It is, perhaps, one of those forgotten facts that computing is still a relatively young technology, made all the more poignant by the realisation that many of the people driving the High Performance Computing (HPC) business, like Burton Smith, Microsoft's technical fellow in charge of advanced strategies and policies for the company, have not only been round the track several times, but are very much still at the bleeding edge of the technology.

Smith's track record includes many years as chief scientist at Cray, but his views now are hardly stuck in the past, for he believes that the parallel processing technologies that have been developed round HPC are where the mainstream of computing technology now has to head.

"We are now at the point where we are breaking the Von Neumann Assumption that there is only one program counter that allows the proper ordering and scheduling of variables," he said. "Parallel programming makes this hazardous, but we are also now at the point where serial programs are becoming slow programs."

Driving this is the arrival of multicore processor chips into the mainstream of computing. As the only way to get more performance of a single threaded processor is to increase its speed, and the only way to do that is via increased power consumption and all the costs associated with it, multicore chips offer a different, but inherently parallel alternative to boosting performance, and performance has always been the chief characteristic of HPC systems. So the lessons learned there can now start to be applied in general purpose computing.

Data segment:
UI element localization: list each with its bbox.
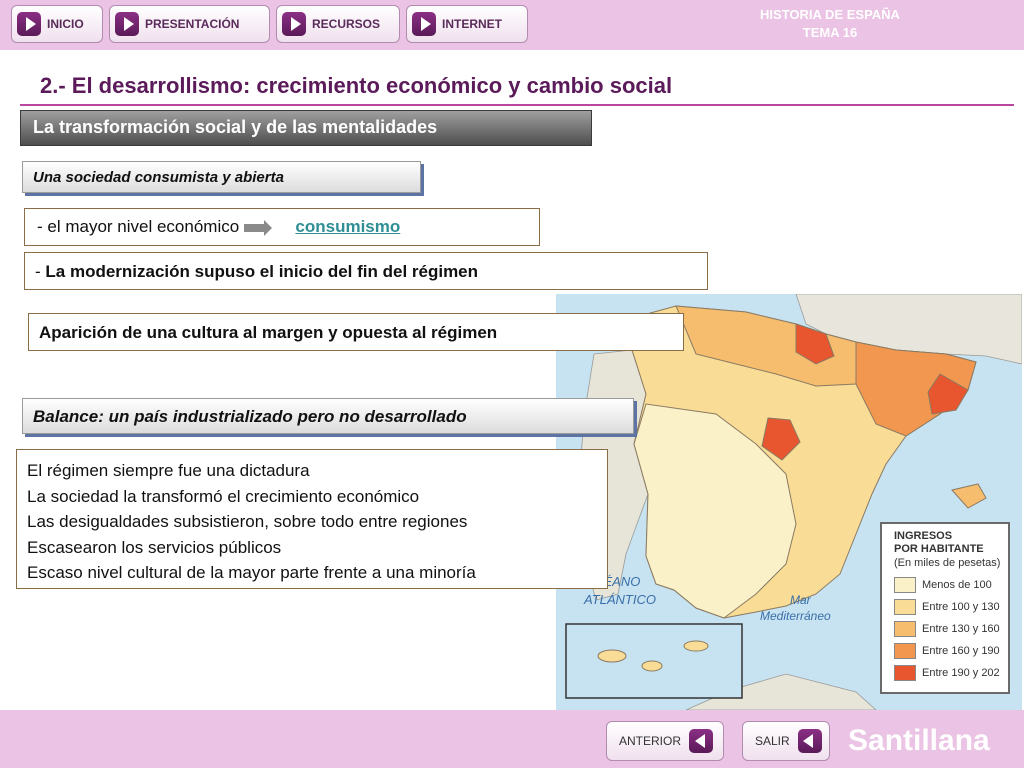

What you have to do: In the parallel computing article above, turn the paragraph beginning "Driving this is the arrival" into a short bulleted list of its main points.

Answer:
- Multicore processor chips are entering mainstream computing.
- A single-threaded processor can gain performance only by running faster, which means higher power consumption and the costs that come with it.
- Multicore chips offer a different, inherently parallel way to boost performance.
- Performance has always been the chief characteristic of HPC systems, so lessons learned in HPC can now be applied to general-purpose computing.